# Aim of the exercise
Write out all of the records precisely. Skip anything that is a picture.
· · ·
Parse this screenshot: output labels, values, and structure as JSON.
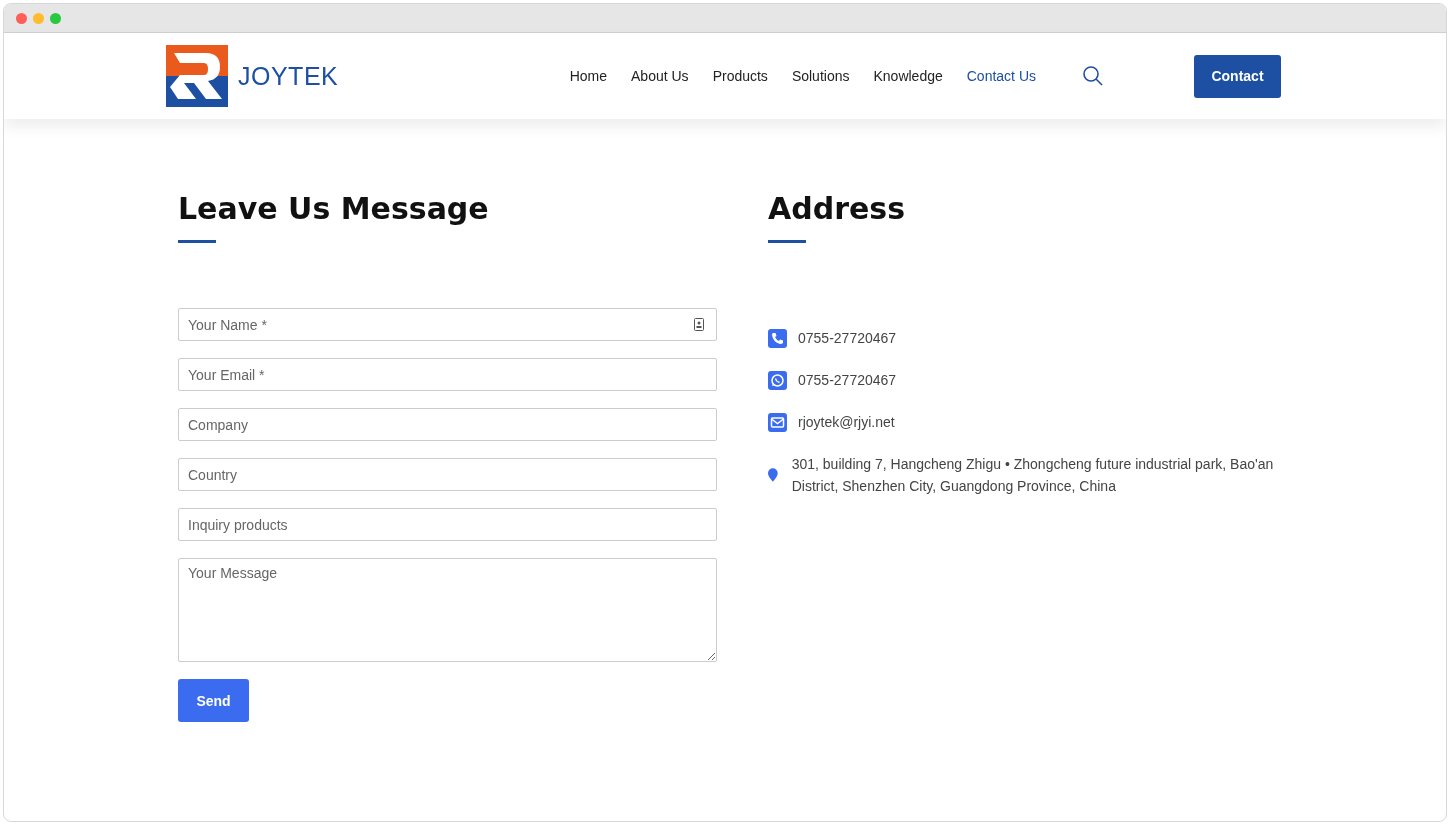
{
  "header": {
    "logo_text": "JOYTEK",
    "nav": [
      {
        "label": "Home",
        "selected": false
      },
      {
        "label": "About Us",
        "selected": false
      },
      {
        "label": "Products",
        "selected": false
      },
      {
        "label": "Solutions",
        "selected": false
      },
      {
        "label": "Knowledge",
        "selected": false
      },
      {
        "label": "Contact Us",
        "selected": true
      }
    ],
    "button": "Contact"
  },
  "form": {
    "title": "Leave Us Message",
    "fields": [
      {
        "kind": "text-icon",
        "placeholder": "Your Name *"
      },
      {
        "kind": "text",
        "placeholder": "Your Email *"
      },
      {
        "kind": "text",
        "placeholder": "Company"
      },
      {
        "kind": "text",
        "placeholder": "Country"
      },
      {
        "kind": "text",
        "placeholder": "Inquiry products"
      },
      {
        "kind": "textarea",
        "placeholder": "Your Message"
      }
    ],
    "submit": "Send"
  },
  "address": {
    "title": "Address",
    "items": [
      {
        "kind": "phone",
        "text": "0755-27720467"
      },
      {
        "kind": "whatsapp",
        "text": "0755-27720467"
      },
      {
        "kind": "email",
        "text": "rjoytek@rjyi.net"
      },
      {
        "kind": "location",
        "text": "301, building 7, Hangcheng Zhigu • Zhongcheng future industrial park, Bao'an District, Shenzhen City, Guangdong Province, China"
      }
    ]
  }
}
· · ·
# Worked answer
Parse this screenshot: output labels, values, and structure as JSON.
{
  "header": {
    "logo_text": "JOYTEK",
    "nav": [
      {
        "label": "Home",
        "selected": false
      },
      {
        "label": "About Us",
        "selected": false
      },
      {
        "label": "Products",
        "selected": false
      },
      {
        "label": "Solutions",
        "selected": false
      },
      {
        "label": "Knowledge",
        "selected": false
      },
      {
        "label": "Contact Us",
        "selected": true
      }
    ],
    "button": "Contact"
  },
  "form": {
    "title": "Leave Us Message",
    "fields": [
      {
        "kind": "text-icon",
        "placeholder": "Your Name *"
      },
      {
        "kind": "text",
        "placeholder": "Your Email *"
      },
      {
        "kind": "text",
        "placeholder": "Company"
      },
      {
        "kind": "text",
        "placeholder": "Country"
      },
      {
        "kind": "text",
        "placeholder": "Inquiry products"
      },
      {
        "kind": "textarea",
        "placeholder": "Your Message"
      }
    ],
    "submit": "Send"
  },
  "address": {
    "title": "Address",
    "items": [
      {
        "kind": "phone",
        "text": "0755-27720467"
      },
      {
        "kind": "whatsapp",
        "text": "0755-27720467"
      },
      {
        "kind": "email",
        "text": "rjoytek@rjyi.net"
      },
      {
        "kind": "location",
        "text": "301, building 7, Hangcheng Zhigu • Zhongcheng future industrial park, Bao'an District, Shenzhen City, Guangdong Province, China"
      }
    ]
  }
}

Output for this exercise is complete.